-- start Source material --

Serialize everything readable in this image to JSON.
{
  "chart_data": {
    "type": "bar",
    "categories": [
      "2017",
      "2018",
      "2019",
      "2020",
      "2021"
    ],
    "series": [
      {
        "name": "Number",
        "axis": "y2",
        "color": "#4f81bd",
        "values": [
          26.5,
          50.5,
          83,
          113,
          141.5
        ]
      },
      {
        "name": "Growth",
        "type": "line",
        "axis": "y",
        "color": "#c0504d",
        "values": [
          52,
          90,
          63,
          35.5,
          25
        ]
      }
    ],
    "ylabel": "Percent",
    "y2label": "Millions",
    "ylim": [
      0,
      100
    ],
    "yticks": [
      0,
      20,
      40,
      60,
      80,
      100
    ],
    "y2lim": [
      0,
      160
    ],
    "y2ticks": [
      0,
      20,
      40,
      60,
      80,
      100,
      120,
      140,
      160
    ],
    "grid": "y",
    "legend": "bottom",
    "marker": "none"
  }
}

-- end Source material --

#### Given exercise
Copy all of the data. Keep every word exactly as it is.

#### Solution below
Serialize everything readable in this image to JSON.
{
  "chart_data": {
    "type": "bar",
    "categories": [
      "2017",
      "2018",
      "2019",
      "2020",
      "2021"
    ],
    "series": [
      {
        "name": "Number",
        "axis": "y2",
        "color": "#4f81bd",
        "values": [
          26.5,
          50.5,
          83,
          113,
          141.5
        ]
      },
      {
        "name": "Growth",
        "type": "line",
        "axis": "y",
        "color": "#c0504d",
        "values": [
          52,
          90,
          63,
          35.5,
          25
        ]
      }
    ],
    "ylabel": "Percent",
    "y2label": "Millions",
    "ylim": [
      0,
      100
    ],
    "yticks": [
      0,
      20,
      40,
      60,
      80,
      100
    ],
    "y2lim": [
      0,
      160
    ],
    "y2ticks": [
      0,
      20,
      40,
      60,
      80,
      100,
      120,
      140,
      160
    ],
    "grid": "y",
    "legend": "bottom",
    "marker": "none"
  }
}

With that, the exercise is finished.